OBJECTIVE -> Find "OCR this image." in the material below, then copy that line and every subsequent line to the end, exactly.
----------
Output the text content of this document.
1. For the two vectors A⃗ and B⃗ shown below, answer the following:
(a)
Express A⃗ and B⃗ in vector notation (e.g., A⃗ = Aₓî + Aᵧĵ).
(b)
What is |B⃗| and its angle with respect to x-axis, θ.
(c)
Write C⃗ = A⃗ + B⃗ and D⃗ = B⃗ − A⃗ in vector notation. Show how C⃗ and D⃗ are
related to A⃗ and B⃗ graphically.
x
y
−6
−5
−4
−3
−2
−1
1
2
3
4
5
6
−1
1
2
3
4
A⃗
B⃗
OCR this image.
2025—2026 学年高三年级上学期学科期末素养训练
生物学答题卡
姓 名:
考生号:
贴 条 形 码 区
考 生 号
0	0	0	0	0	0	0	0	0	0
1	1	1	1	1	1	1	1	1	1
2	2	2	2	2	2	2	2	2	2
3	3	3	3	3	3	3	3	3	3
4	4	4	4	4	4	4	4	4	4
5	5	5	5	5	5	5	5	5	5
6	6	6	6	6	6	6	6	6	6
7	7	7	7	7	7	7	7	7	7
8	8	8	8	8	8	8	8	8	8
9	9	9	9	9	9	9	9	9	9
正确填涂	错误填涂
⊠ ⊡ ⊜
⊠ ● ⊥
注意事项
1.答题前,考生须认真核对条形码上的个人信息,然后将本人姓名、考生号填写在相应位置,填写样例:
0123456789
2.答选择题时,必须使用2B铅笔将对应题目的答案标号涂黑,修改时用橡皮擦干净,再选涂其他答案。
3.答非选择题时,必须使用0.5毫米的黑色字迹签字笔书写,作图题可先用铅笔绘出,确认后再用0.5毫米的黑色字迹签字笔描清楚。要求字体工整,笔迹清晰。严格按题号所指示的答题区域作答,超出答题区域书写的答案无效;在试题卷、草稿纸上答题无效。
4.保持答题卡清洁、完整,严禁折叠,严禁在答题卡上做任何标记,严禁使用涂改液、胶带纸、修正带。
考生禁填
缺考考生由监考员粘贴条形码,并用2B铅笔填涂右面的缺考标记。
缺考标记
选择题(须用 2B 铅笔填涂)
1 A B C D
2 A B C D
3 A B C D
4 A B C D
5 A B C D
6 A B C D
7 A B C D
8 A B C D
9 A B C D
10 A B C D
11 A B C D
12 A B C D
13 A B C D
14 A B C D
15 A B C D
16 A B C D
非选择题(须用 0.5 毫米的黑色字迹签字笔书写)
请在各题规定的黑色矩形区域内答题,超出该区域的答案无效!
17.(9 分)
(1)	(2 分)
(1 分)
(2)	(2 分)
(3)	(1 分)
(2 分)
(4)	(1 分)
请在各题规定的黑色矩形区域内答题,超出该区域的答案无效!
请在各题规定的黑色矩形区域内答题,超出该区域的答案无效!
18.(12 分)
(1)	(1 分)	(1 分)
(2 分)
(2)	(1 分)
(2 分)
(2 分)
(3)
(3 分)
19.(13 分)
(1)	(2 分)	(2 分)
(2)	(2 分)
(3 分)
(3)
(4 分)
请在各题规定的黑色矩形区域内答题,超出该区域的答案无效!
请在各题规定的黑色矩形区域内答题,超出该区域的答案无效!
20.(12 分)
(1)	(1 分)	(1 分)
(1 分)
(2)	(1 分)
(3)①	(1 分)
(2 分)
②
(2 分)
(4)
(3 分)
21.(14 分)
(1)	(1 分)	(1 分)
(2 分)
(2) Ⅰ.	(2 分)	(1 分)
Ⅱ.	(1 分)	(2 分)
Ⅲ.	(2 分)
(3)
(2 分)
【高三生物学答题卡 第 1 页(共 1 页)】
----------
RESULT ->
OCR this image.
2025—2026 学年高三年级上学期学科期末素养训练
生物学答题卡
姓 名:
考生号:
贴 条 形 码 区
考 生 号
0	0	0	0	0	0	0	0	0	0
1	1	1	1	1	1	1	1	1	1
2	2	2	2	2	2	2	2	2	2
3	3	3	3	3	3	3	3	3	3
4	4	4	4	4	4	4	4	4	4
5	5	5	5	5	5	5	5	5	5
6	6	6	6	6	6	6	6	6	6
7	7	7	7	7	7	7	7	7	7
8	8	8	8	8	8	8	8	8	8
9	9	9	9	9	9	9	9	9	9
正确填涂	错误填涂
⊠ ⊡ ⊜
⊠ ● ⊥
注意事项
1.答题前,考生须认真核对条形码上的个人信息,然后将本人姓名、考生号填写在相应位置,填写样例:
0123456789
2.答选择题时,必须使用2B铅笔将对应题目的答案标号涂黑,修改时用橡皮擦干净,再选涂其他答案。
3.答非选择题时,必须使用0.5毫米的黑色字迹签字笔书写,作图题可先用铅笔绘出,确认后再用0.5毫米的黑色字迹签字笔描清楚。要求字体工整,笔迹清晰。严格按题号所指示的答题区域作答,超出答题区域书写的答案无效;在试题卷、草稿纸上答题无效。
4.保持答题卡清洁、完整,严禁折叠,严禁在答题卡上做任何标记,严禁使用涂改液、胶带纸、修正带。
考生禁填
缺考考生由监考员粘贴条形码,并用2B铅笔填涂右面的缺考标记。
缺考标记
选择题(须用 2B 铅笔填涂)
1 A B C D
2 A B C D
3 A B C D
4 A B C D
5 A B C D
6 A B C D
7 A B C D
8 A B C D
9 A B C D
10 A B C D
11 A B C D
12 A B C D
13 A B C D
14 A B C D
15 A B C D
16 A B C D
非选择题(须用 0.5 毫米的黑色字迹签字笔书写)
请在各题规定的黑色矩形区域内答题,超出该区域的答案无效!
17.(9 分)
(1)	(2 分)
(1 分)
(2)	(2 分)
(3)	(1 分)
(2 分)
(4)	(1 分)
请在各题规定的黑色矩形区域内答题,超出该区域的答案无效!
请在各题规定的黑色矩形区域内答题,超出该区域的答案无效!
18.(12 分)
(1)	(1 分)	(1 分)
(2 分)
(2)	(1 分)
(2 分)
(2 分)
(3)
(3 分)
19.(13 分)
(1)	(2 分)	(2 分)
(2)	(2 分)
(3 分)
(3)
(4 分)
请在各题规定的黑色矩形区域内答题,超出该区域的答案无效!
请在各题规定的黑色矩形区域内答题,超出该区域的答案无效!
20.(12 分)
(1)	(1 分)	(1 分)
(1 分)
(2)	(1 分)
(3)①	(1 分)
(2 分)
②
(2 分)
(4)
(3 分)
21.(14 分)
(1)	(1 分)	(1 分)
(2 分)
(2) Ⅰ.	(2 分)	(1 分)
Ⅱ.	(1 分)	(2 分)
Ⅲ.	(2 分)
(3)
(2 分)
【高三生物学答题卡 第 1 页(共 1 页)】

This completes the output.